*Exercise requirements*.
Print all records exactly, leaving nothing out.
# # # # #
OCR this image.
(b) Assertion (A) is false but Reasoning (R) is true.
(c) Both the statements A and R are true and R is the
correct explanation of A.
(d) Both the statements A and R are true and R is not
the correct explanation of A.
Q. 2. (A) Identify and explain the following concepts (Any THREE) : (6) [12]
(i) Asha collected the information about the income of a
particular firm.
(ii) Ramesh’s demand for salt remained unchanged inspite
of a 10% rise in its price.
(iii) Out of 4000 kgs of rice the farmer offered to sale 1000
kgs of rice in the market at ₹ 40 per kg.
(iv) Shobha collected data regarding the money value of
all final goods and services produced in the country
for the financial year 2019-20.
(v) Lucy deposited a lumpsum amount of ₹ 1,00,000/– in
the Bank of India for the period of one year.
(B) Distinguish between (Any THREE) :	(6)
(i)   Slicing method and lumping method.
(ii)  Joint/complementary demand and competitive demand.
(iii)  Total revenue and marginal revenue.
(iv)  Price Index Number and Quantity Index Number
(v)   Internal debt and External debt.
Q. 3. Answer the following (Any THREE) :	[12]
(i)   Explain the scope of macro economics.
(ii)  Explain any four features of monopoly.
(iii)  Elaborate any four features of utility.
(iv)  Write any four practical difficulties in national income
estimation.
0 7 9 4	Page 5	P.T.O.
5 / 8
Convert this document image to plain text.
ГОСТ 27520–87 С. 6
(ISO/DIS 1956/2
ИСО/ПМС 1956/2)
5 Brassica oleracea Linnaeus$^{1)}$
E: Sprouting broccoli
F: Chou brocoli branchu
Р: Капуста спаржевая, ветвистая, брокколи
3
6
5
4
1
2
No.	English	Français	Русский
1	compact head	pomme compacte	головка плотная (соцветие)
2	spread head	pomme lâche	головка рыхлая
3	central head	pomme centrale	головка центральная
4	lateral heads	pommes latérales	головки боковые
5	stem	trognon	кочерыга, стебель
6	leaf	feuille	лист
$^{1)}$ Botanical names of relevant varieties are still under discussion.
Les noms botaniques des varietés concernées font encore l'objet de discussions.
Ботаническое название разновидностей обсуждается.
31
# # # # #
*Response to the task*.
OCR this image.
(b) Assertion (A) is false but Reasoning (R) is true.
(c) Both the statements A and R are true and R is the
correct explanation of A.
(d) Both the statements A and R are true and R is not
the correct explanation of A.
Q. 2. (A) Identify and explain the following concepts (Any THREE) : (6) [12]
(i) Asha collected the information about the income of a
particular firm.
(ii) Ramesh’s demand for salt remained unchanged inspite
of a 10% rise in its price.
(iii) Out of 4000 kgs of rice the farmer offered to sale 1000
kgs of rice in the market at ₹ 40 per kg.
(iv) Shobha collected data regarding the money value of
all final goods and services produced in the country
for the financial year 2019-20.
(v) Lucy deposited a lumpsum amount of ₹ 1,00,000/– in
the Bank of India for the period of one year.
(B) Distinguish between (Any THREE) :	(6)
(i)   Slicing method and lumping method.
(ii)  Joint/complementary demand and competitive demand.
(iii)  Total revenue and marginal revenue.
(iv)  Price Index Number and Quantity Index Number
(v)   Internal debt and External debt.
Q. 3. Answer the following (Any THREE) :	[12]
(i)   Explain the scope of macro economics.
(ii)  Explain any four features of monopoly.
(iii)  Elaborate any four features of utility.
(iv)  Write any four practical difficulties in national income
estimation.
0 7 9 4	Page 5	P.T.O.
5 / 8
Convert this document image to plain text.
ГОСТ 27520–87 С. 6
(ISO/DIS 1956/2
ИСО/ПМС 1956/2)
5 Brassica oleracea Linnaeus$^{1)}$
E: Sprouting broccoli
F: Chou brocoli branchu
Р: Капуста спаржевая, ветвистая, брокколи
3
6
5
4
1
2
No.	English	Français	Русский
1	compact head	pomme compacte	головка плотная (соцветие)
2	spread head	pomme lâche	головка рыхлая
3	central head	pomme centrale	головка центральная
4	lateral heads	pommes latérales	головки боковые
5	stem	trognon	кочерыга, стебель
6	leaf	feuille	лист
$^{1)}$ Botanical names of relevant varieties are still under discussion.
Les noms botaniques des varietés concernées font encore l'objet de discussions.
Ботаническое название разновидностей обсуждается.
31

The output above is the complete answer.